RECORDS FOR THIS EXERCISE:

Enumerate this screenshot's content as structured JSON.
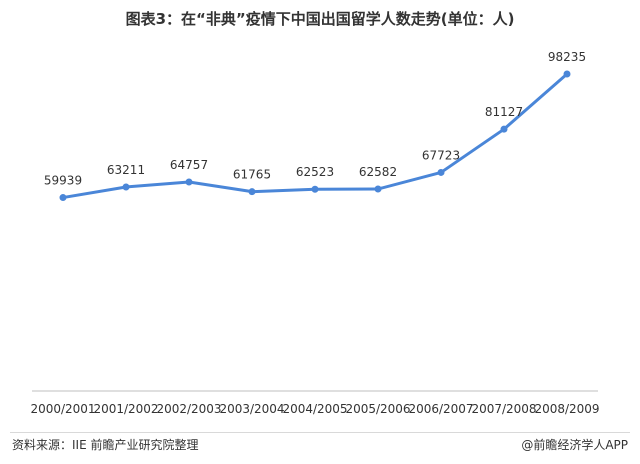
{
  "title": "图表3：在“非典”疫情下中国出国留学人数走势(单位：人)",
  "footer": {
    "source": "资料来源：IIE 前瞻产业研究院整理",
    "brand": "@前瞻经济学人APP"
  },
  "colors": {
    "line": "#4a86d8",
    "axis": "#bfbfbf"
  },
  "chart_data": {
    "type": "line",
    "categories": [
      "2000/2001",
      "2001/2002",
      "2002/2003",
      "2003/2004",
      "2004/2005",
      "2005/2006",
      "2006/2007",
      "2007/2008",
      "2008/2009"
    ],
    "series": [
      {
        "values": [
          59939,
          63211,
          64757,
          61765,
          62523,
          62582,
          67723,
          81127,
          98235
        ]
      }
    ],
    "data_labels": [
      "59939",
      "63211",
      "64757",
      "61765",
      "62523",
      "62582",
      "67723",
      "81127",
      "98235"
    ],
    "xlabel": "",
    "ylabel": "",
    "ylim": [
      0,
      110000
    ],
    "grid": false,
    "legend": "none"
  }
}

...

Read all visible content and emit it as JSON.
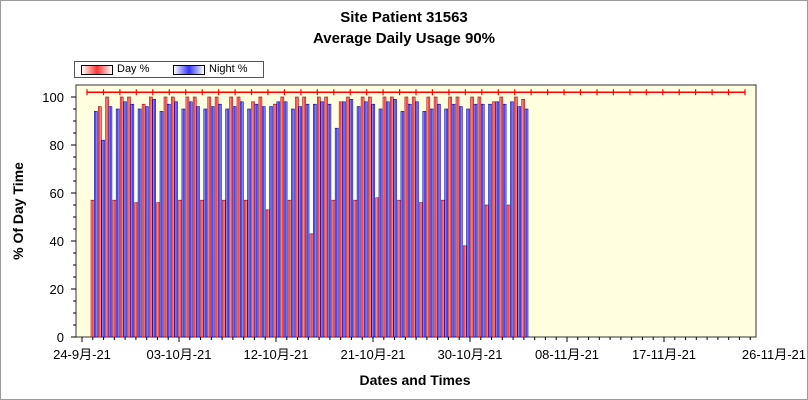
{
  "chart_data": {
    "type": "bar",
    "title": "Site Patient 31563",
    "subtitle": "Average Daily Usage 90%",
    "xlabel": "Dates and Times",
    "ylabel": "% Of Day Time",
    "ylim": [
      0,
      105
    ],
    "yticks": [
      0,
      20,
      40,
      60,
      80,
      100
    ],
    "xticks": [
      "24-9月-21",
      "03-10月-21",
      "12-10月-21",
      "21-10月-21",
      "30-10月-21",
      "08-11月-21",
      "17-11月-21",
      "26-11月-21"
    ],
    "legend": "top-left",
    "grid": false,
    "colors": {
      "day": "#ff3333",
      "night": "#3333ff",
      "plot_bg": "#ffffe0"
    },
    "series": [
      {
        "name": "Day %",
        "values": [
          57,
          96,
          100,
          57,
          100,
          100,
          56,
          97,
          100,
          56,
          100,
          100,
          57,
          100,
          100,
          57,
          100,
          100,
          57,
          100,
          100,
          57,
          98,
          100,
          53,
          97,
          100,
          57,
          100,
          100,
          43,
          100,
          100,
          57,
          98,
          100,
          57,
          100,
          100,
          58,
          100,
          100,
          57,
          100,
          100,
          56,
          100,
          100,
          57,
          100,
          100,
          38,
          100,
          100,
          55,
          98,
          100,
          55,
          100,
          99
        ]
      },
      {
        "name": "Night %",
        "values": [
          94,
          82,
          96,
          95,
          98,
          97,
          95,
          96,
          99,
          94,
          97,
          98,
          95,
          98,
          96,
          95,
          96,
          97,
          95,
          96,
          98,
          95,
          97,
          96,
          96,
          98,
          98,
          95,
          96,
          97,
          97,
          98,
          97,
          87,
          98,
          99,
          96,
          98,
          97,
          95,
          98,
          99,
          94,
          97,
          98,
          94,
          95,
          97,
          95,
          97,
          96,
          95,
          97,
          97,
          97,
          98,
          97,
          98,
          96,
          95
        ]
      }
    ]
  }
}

INSTRUCTION: In the lines above, locate the string "content". Copy every line where it occurs.

RESULT FOR THIS TASK:
Enumerate this screenshot's content as structured JSON.
Read all visible content and emit it as JSON.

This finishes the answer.